Your goal: Transcribe the entire TextClassify.cpp source listing below, character for character.

📄 textclassify.cpp
字号:
// TextClassify.cpp: implementation of the TextClassify class.
//CCM part--created by leiyun
//fenci part--created by xuran
//////////////////////////////////////////////////////////////////////
#include "TextClassify.h"
#include "stdio.h"
#include "string.h"
#include "math.h"
#define DICLENGTH 30083 //词典的长度
#include "fenci_main.h"
//////////////////////////////////////////////////////////////////////
// Construction/Destruction
//////////////////////////////////////////////////////////////////////
char * myfgets(char *string, int n, FILE *stream)
{
fgets(string,n,stream);
char string2[20];
sscanf(string,"%s",string2);
strcpy(string,string2);
return string;
}
TextClassify::TextClassify(char *file,char *strStopWordFile)
{
wlisti.WListNameConstruct(file);
wlisti.MakeLMNameIndex();
//stop using word
FILE *fp;
if((fp=fopen(strStopWordFile,"r"))==NULL)
{
printf("the stop using word file can not be opened");
return;
}
char temp[10];
int i=0;
while(!feof(fp))

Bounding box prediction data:
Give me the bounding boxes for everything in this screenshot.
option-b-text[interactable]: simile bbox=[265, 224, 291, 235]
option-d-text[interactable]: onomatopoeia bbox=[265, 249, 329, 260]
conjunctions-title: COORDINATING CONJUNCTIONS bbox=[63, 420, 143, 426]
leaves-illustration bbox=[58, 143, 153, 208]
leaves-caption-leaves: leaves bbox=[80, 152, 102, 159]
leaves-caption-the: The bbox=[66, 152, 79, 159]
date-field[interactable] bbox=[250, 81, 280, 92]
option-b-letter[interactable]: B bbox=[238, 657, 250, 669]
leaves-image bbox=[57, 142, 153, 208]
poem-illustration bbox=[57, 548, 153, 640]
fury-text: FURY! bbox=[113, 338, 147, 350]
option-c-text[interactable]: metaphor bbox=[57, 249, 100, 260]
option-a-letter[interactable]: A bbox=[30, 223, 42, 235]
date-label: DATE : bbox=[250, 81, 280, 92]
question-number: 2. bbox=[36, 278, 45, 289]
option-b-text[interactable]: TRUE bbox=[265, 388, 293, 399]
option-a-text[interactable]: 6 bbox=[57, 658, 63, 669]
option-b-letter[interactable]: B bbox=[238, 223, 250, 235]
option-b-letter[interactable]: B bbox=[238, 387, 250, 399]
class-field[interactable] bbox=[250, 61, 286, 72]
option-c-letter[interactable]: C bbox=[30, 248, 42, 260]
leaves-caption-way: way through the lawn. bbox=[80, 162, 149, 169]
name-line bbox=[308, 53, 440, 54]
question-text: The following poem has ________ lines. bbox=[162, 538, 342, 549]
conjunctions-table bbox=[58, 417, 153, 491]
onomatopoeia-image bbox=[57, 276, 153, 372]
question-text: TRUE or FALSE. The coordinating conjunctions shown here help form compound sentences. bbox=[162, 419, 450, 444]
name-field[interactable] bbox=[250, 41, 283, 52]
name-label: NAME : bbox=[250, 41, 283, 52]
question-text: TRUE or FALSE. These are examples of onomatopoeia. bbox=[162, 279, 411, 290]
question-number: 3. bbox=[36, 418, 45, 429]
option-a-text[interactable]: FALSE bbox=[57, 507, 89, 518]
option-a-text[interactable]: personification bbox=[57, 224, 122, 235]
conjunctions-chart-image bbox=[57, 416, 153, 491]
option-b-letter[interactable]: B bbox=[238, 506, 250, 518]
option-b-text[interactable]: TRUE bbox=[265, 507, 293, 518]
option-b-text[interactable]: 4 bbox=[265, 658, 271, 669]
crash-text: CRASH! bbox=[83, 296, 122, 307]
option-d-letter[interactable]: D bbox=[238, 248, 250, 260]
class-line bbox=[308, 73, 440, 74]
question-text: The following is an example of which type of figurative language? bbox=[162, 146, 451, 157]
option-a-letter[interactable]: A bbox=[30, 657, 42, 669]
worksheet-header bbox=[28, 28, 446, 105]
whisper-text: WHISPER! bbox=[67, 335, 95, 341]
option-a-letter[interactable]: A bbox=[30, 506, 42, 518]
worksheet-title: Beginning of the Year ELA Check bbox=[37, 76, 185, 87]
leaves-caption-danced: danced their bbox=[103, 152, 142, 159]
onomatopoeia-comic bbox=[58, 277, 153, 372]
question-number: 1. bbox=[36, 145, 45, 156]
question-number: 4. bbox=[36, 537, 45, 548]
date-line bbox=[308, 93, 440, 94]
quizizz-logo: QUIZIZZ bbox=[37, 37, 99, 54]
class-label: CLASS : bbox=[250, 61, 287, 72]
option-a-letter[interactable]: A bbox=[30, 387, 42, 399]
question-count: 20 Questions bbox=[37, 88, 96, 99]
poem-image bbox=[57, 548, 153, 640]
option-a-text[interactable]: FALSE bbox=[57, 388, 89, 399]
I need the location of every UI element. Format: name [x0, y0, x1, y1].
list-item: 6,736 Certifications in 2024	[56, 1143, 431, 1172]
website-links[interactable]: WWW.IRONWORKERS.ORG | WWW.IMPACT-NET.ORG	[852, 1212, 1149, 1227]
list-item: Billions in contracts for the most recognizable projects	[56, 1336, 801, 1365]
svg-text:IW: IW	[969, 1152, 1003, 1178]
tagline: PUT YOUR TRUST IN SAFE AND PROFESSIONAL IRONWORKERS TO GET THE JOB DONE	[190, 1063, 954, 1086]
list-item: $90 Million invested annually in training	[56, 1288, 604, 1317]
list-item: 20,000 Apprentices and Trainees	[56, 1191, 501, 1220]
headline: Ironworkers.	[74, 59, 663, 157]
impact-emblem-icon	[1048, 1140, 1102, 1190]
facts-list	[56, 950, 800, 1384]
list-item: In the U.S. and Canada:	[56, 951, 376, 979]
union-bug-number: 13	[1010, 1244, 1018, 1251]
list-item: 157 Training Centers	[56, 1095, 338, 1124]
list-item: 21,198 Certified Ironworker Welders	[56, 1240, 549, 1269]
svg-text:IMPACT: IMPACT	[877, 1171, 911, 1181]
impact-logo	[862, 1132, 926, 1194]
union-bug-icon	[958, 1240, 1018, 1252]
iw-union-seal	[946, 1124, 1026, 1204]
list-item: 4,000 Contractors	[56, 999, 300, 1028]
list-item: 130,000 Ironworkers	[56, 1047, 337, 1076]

Reply:
📄 textclassify.cpp
字号:
// TextClassify.cpp: implementation of the TextClassify class.
//CCM part--created by leiyun
//fenci part--created by xuran
//////////////////////////////////////////////////////////////////////
#include "TextClassify.h"
#include "stdio.h"
#include "string.h"
#include "math.h"
#define DICLENGTH 30083 //词典的长度
#include "fenci_main.h"
//////////////////////////////////////////////////////////////////////
// Construction/Destruction
//////////////////////////////////////////////////////////////////////
char * myfgets(char *string, int n, FILE *stream)
{
fgets(string,n,stream);
char string2[20];
sscanf(string,"%s",string2);
strcpy(string,string2);
return string;
}
TextClassify::TextClassify(char *file,char *strStopWordFile)
{
wlisti.WListNameConstruct(file);
wlisti.MakeLMNameIndex();
//stop using word
FILE *fp;
if((fp=fopen(strStopWordFile,"r"))==NULL)
{
printf("the stop using word file can not be opened");
return;
}
char temp[10];
int i=0;
while(!feof(fp))